§ Given task
Find the lines that contain the word "Terrisse" and copy each one.

▽

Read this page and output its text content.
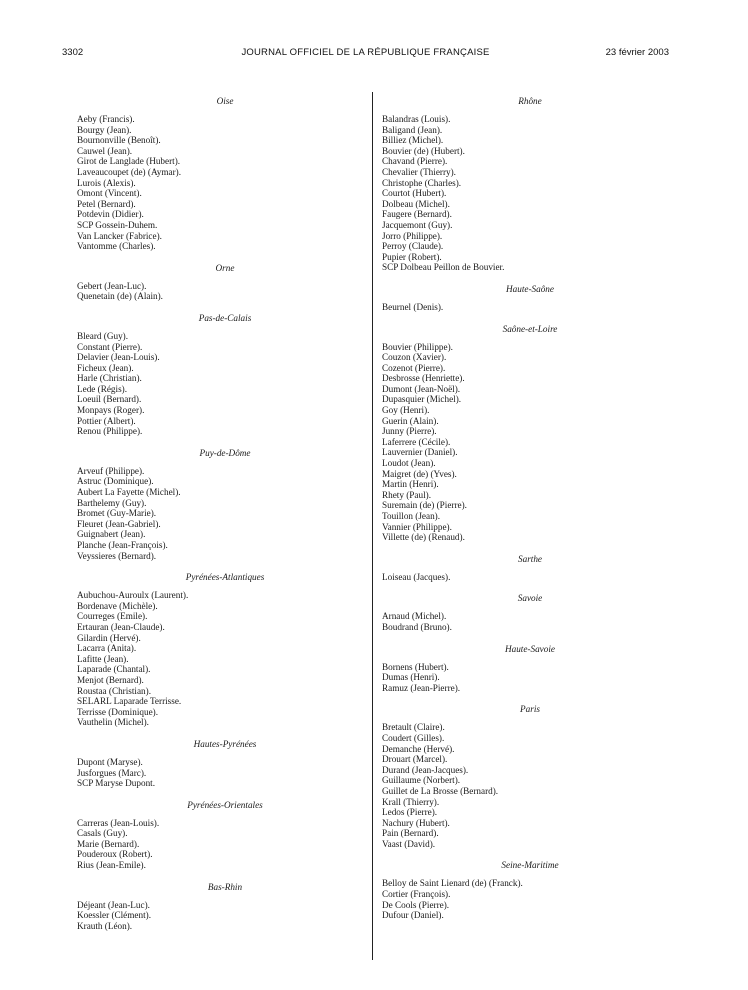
3302	JOURNAL OFFICIEL DE LA RÉPUBLIQUE FRANÇAISE	23 février 2003
Oise
Aeby (Francis).
Bourgy (Jean).
Bournonville (Benoît).
Cauwel (Jean).
Girot de Langlade (Hubert).
Laveaucoupet (de) (Aymar).
Lurois (Alexis).
Omont (Vincent).
Petel (Bernard).
Potdevin (Didier).
SCP Gossein-Duhem.
Van Lancker (Fabrice).
Vantomme (Charles).
Orne
Gebert (Jean-Luc).
Quenetain (de) (Alain).
Pas-de-Calais
Bleard (Guy).
Constant (Pierre).
Delavier (Jean-Louis).
Ficheux (Jean).
Harle (Christian).
Lede (Régis).
Loeuil (Bernard).
Monpays (Roger).
Pottier (Albert).
Renou (Philippe).
Puy-de-Dôme
Arveuf (Philippe).
Astruc (Dominique).
Aubert La Fayette (Michel).
Barthelemy (Guy).
Bromet (Guy-Marie).
Fleuret (Jean-Gabriel).
Guignabert (Jean).
Planche (Jean-François).
Veyssieres (Bernard).
Pyrénées-Atlantiques
Aubuchou-Auroulx (Laurent).
Bordenave (Michèle).
Courreges (Emile).
Ertauran (Jean-Claude).
Gilardin (Hervé).
Lacarra (Anita).
Lafitte (Jean).
Laparade (Chantal).
Menjot (Bernard).
Roustaa (Christian).
SELARL Laparade Terrisse.
Terrisse (Dominique).
Vauthelin (Michel).
Hautes-Pyrénées
Dupont (Maryse).
Jusforgues (Marc).
SCP Maryse Dupont.
Pyrénées-Orientales
Carreras (Jean-Louis).
Casals (Guy).
Marie (Bernard).
Pouderoux (Robert).
Rius (Jean-Emile).
Bas-Rhin
Déjeant (Jean-Luc).
Koessler (Clément).
Krauth (Léon).
Rhône
Balandras (Louis).
Baligand (Jean).
Billiez (Michel).
Bouvier (de) (Hubert).
Chavand (Pierre).
Chevalier (Thierry).
Christophe (Charles).
Courtot (Hubert).
Dolbeau (Michel).
Faugere (Bernard).
Jacquemont (Guy).
Jorro (Philippe).
Perroy (Claude).
Pupier (Robert).
SCP Dolbeau Peillon de Bouvier.
Haute-Saône
Beurnel (Denis).
Saône-et-Loire
Bouvier (Philippe).
Couzon (Xavier).
Cozenot (Pierre).
Desbrosse (Henriette).
Dumont (Jean-Noël).
Dupasquier (Michel).
Goy (Henri).
Guerin (Alain).
Junny (Pierre).
Laferrere (Cécile).
Lauvernier (Daniel).
Loudot (Jean).
Maigret (de) (Yves).
Martin (Henri).
Rhety (Paul).
Suremain (de) (Pierre).
Touillon (Jean).
Vannier (Philippe).
Villette (de) (Renaud).
Sarthe
Loiseau (Jacques).
Savoie
Arnaud (Michel).
Boudrand (Bruno).
Haute-Savoie
Bornens (Hubert).
Dumas (Henri).
Ramuz (Jean-Pierre).
Paris
Bretault (Claire).
Coudert (Gilles).
Demanche (Hervé).
Drouart (Marcel).
Durand (Jean-Jacques).
Guillaume (Norbert).
Guillet de La Brosse (Bernard).
Krall (Thierry).
Ledos (Pierre).
Nachury (Hubert).
Pain (Bernard).
Vaast (David).
Seine-Maritime
Belloy de Saint Lienard (de) (Franck).
Cortier (François).
De Cools (Pierre).
Dufour (Daniel).
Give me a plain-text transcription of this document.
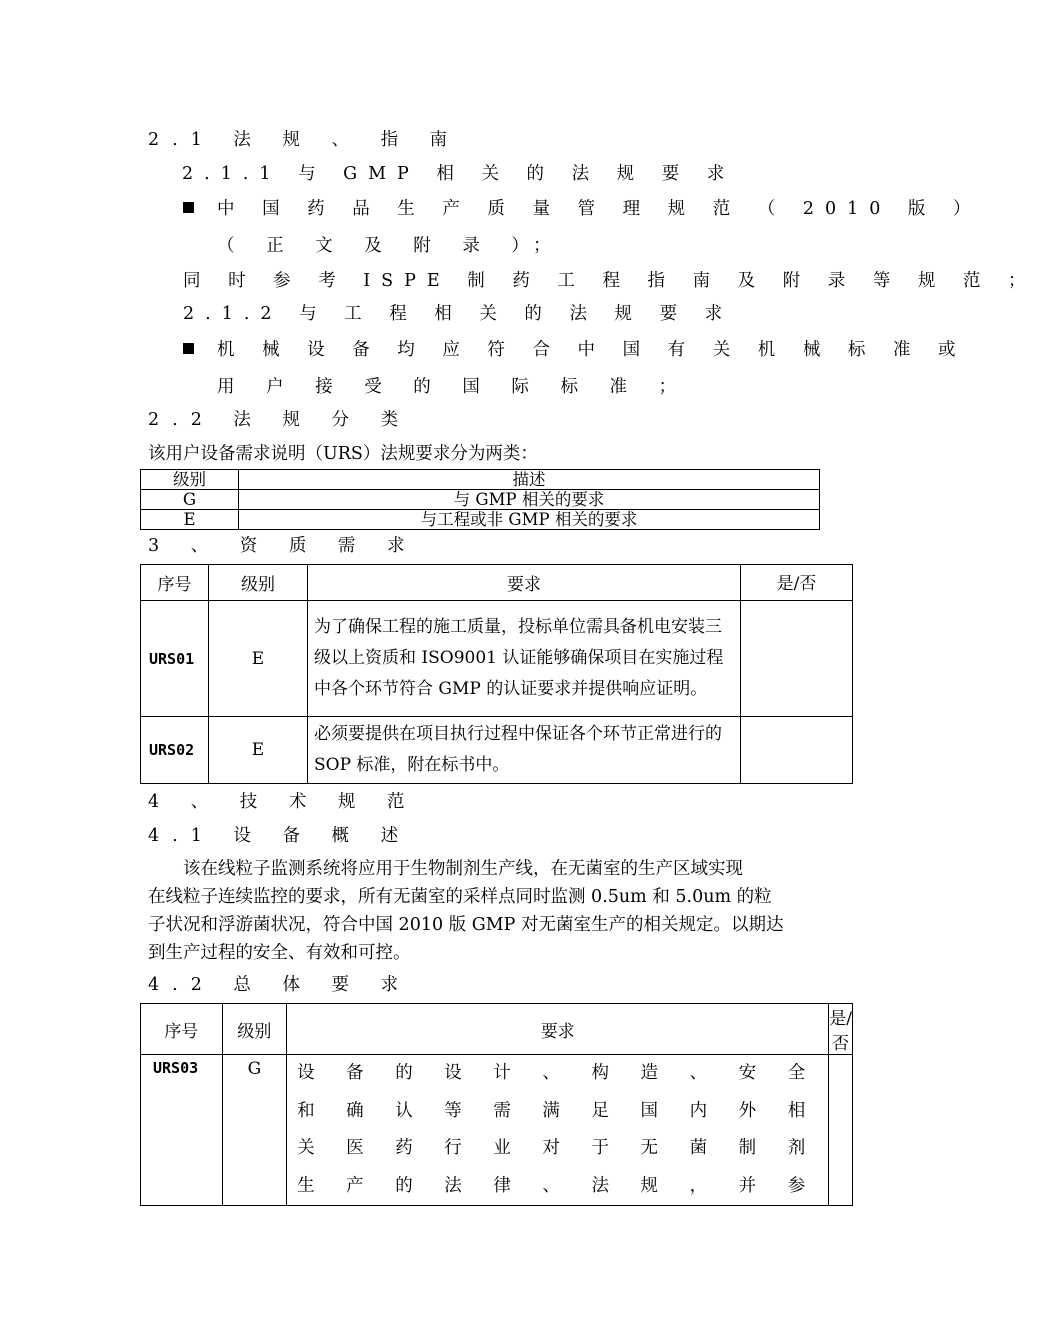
2.1 法 规 、 指 南
2.1.1 与 GMP 相 关 的 法 规 要 求
中 国 药 品 生 产 质 量 管 理 规 范 （ 2010 版 ）
（ 正 文 及 附 录 ）；
同 时 参 考 ISPE 制 药 工 程 指 南 及 附 录 等 规 范 ；
2.1.2 与 工 程 相 关 的 法 规 要 求
机 械 设 备 均 应 符 合 中 国 有 关 机 械 标 准 或
用 户 接 受 的 国 际 标 准 ；
2.2 法 规 分 类
该用户设备需求说明（URS）法规要求分为两类：
级别	描述
G	与 GMP 相关的要求
E	与工程或非 GMP 相关的要求
3 、 资 质 需 求
序号	级别	要求	是/否
URS01	E	为了确保工程的施工质量，投标单位需具备机电安装三级以上资质和 ISO9001 认证能够确保项目在实施过程中各个环节符合 GMP 的认证要求并提供响应证明。	
URS02	E	必须要提供在项目执行过程中保证各个环节正常进行的 SOP 标准，附在标书中。	
4 、 技 术 规 范
4.1 设 备 概 述
该在线粒子监测系统将应用于生物制剂生产线，在无菌室的生产区域实现
在线粒子连续监控的要求，所有无菌室的采样点同时监测 0.5um 和 5.0um 的粒
子状况和浮游菌状况，符合中国 2010 版 GMP 对无菌室生产的相关规定。以期达
到生产过程的安全、有效和可控。
4.2 总 体 要 求
序号	级别	要求	是/否
URS03	G	设 备 的 设 计 、 构 造 、 安 全
和 确 认 等 需 满 足 国 内 外 相
关 医 药 行 业 对 于 无 菌 制 剂
生 产 的 法 律 、 法 规 ， 并 参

△

§ Output
SELARL Laparade Terrisse.
Terrisse (Dominique).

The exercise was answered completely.